_What is expected_
Each line of the listing must be transcribed exactly, except for the images, which should be excluded.

_Supplied material_
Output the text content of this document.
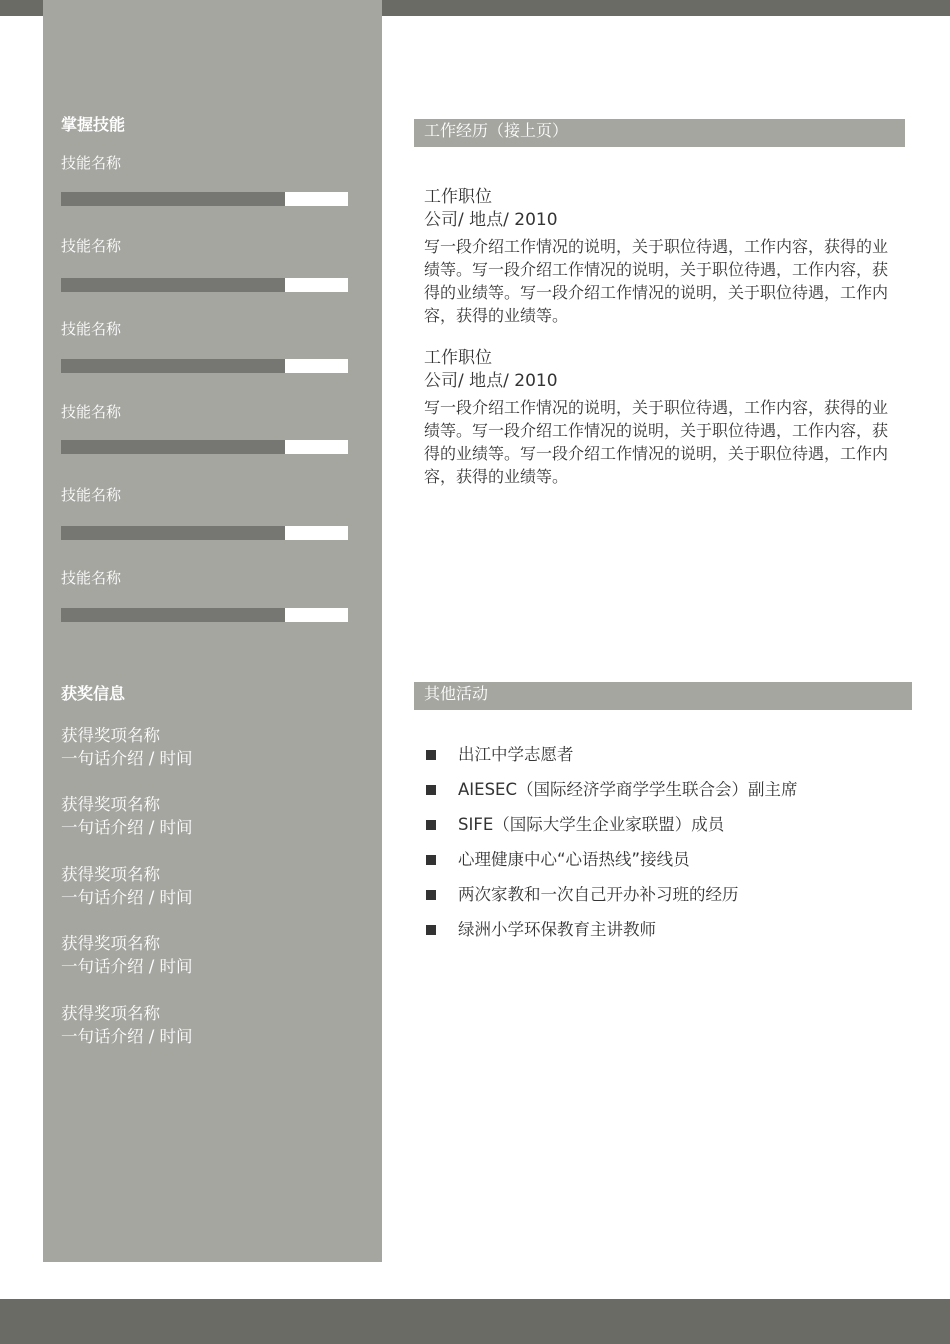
掌握技能
技能名称
技能名称
技能名称
技能名称
技能名称
技能名称
获奖信息
获得奖项名称
一句话介绍 / 时间
获得奖项名称
一句话介绍 / 时间
获得奖项名称
一句话介绍 / 时间
获得奖项名称
一句话介绍 / 时间
获得奖项名称
一句话介绍 / 时间
工作经历（接上页）
工作职位
公司/ 地点/ 2010
写一段介绍工作情况的说明，关于职位待遇，工作内容，获得的业绩等。写一段介绍工作情况的说明，关于职位待遇，工作内容，获得的业绩等。写一段介绍工作情况的说明，关于职位待遇，工作内容，获得的业绩等。
工作职位
公司/ 地点/ 2010
写一段介绍工作情况的说明，关于职位待遇，工作内容，获得的业绩等。写一段介绍工作情况的说明，关于职位待遇，工作内容，获得的业绩等。写一段介绍工作情况的说明，关于职位待遇，工作内容，获得的业绩等。
其他活动
出江中学志愿者
AIESEC（国际经济学商学学生联合会）副主席
SIFE（国际大学生企业家联盟）成员
心理健康中心“心语热线”接线员
两次家教和一次自己开办补习班的经历
绿洲小学环保教育主讲教师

_Correct response_
Output the text content of this document.
掌握技能
技能名称
技能名称
技能名称
技能名称
技能名称
技能名称
获奖信息
获得奖项名称
一句话介绍 / 时间
获得奖项名称
一句话介绍 / 时间
获得奖项名称
一句话介绍 / 时间
获得奖项名称
一句话介绍 / 时间
获得奖项名称
一句话介绍 / 时间
工作经历（接上页）
工作职位
公司/ 地点/ 2010
写一段介绍工作情况的说明，关于职位待遇，工作内容，获得的业绩等。写一段介绍工作情况的说明，关于职位待遇，工作内容，获得的业绩等。写一段介绍工作情况的说明，关于职位待遇，工作内容，获得的业绩等。
工作职位
公司/ 地点/ 2010
写一段介绍工作情况的说明，关于职位待遇，工作内容，获得的业绩等。写一段介绍工作情况的说明，关于职位待遇，工作内容，获得的业绩等。写一段介绍工作情况的说明，关于职位待遇，工作内容，获得的业绩等。
其他活动
出江中学志愿者
AIESEC（国际经济学商学学生联合会）副主席
SIFE（国际大学生企业家联盟）成员
心理健康中心“心语热线”接线员
两次家教和一次自己开办补习班的经历
绿洲小学环保教育主讲教师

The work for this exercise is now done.